Stated task: Count lines with the string "there" in them. State the number alone.

* start Records supplied *

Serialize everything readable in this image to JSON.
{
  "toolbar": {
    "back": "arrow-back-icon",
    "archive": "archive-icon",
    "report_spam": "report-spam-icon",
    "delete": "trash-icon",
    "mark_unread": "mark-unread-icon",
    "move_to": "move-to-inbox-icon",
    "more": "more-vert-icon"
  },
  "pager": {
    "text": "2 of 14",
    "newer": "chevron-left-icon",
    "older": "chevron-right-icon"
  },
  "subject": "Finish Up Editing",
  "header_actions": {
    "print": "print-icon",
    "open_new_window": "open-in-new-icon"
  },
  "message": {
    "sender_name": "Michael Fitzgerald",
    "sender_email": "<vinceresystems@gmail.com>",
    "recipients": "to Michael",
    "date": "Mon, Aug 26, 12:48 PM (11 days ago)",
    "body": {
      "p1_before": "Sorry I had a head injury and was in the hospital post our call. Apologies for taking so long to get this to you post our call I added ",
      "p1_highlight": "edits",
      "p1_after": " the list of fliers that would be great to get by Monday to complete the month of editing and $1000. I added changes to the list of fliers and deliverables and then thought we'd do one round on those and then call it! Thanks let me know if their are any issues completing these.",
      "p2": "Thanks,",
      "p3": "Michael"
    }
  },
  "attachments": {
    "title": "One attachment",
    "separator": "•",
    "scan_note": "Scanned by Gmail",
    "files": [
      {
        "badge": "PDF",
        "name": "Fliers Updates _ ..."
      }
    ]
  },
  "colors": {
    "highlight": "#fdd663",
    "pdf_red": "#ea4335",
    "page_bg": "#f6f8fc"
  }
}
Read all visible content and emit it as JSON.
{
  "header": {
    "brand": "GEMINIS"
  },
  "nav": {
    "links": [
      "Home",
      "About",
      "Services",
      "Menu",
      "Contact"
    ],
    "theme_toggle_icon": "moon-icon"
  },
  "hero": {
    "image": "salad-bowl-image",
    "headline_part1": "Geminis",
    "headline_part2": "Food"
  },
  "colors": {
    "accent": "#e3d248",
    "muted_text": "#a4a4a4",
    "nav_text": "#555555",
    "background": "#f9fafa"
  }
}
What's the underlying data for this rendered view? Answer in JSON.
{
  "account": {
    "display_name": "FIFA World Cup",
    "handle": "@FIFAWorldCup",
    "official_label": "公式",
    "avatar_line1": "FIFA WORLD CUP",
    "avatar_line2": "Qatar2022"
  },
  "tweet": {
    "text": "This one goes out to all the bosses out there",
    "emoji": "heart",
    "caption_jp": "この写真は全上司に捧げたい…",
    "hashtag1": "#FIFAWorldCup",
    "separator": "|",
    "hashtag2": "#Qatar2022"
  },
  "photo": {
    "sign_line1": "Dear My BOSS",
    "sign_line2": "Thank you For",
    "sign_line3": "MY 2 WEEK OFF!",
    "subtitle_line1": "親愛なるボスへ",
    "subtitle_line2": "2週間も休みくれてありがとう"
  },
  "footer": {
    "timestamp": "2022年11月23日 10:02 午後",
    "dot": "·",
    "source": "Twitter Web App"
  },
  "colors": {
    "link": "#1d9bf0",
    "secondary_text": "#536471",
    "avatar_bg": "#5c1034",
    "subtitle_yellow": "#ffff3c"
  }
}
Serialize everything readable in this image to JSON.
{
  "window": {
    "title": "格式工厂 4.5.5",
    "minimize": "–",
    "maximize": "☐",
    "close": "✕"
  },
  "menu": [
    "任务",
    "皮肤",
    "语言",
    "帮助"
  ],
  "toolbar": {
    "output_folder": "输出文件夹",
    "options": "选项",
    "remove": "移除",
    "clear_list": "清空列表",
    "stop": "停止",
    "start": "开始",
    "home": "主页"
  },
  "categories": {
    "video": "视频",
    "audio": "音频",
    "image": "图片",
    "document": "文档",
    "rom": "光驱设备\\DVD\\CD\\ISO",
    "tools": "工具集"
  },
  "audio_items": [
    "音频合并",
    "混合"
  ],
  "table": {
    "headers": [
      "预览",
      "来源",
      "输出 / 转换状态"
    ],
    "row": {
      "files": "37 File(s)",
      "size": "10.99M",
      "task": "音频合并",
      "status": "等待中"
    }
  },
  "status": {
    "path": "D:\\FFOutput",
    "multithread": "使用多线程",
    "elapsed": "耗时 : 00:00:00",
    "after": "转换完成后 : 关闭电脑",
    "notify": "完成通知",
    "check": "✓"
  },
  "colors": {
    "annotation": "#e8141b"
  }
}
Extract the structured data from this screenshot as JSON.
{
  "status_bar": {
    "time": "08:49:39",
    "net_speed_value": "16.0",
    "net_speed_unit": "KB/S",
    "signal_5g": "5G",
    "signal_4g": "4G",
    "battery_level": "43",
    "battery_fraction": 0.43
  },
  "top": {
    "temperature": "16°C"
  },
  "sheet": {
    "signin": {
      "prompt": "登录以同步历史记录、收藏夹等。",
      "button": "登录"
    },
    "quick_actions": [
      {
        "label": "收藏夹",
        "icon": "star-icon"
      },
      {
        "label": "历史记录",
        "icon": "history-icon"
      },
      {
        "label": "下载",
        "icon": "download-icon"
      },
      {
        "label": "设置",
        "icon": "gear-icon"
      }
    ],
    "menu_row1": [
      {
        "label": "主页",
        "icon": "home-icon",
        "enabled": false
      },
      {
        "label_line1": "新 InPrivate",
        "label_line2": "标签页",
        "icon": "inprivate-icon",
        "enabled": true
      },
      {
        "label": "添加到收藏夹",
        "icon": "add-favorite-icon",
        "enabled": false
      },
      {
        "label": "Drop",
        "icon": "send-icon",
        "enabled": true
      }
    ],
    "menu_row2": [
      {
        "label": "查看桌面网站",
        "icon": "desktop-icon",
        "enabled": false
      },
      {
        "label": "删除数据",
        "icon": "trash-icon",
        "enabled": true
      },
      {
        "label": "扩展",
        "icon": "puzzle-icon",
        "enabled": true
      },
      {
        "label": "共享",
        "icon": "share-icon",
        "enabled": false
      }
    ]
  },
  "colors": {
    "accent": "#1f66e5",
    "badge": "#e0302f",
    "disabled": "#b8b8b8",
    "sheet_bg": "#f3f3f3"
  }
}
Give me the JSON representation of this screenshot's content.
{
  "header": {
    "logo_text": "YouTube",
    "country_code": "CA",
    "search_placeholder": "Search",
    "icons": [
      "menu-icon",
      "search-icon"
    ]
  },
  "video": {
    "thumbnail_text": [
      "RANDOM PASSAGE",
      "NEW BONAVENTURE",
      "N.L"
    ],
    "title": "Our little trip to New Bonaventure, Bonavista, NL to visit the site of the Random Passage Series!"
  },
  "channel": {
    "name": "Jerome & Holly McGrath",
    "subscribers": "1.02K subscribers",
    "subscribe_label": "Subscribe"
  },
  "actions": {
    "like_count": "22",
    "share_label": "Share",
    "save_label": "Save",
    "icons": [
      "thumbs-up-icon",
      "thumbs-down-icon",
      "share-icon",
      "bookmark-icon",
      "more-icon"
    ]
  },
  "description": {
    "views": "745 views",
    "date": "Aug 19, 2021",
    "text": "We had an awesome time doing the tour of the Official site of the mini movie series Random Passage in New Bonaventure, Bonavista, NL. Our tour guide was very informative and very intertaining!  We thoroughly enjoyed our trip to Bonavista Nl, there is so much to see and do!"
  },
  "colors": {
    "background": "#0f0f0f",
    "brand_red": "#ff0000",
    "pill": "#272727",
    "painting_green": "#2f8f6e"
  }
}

* end Records supplied *

Finished answer: 2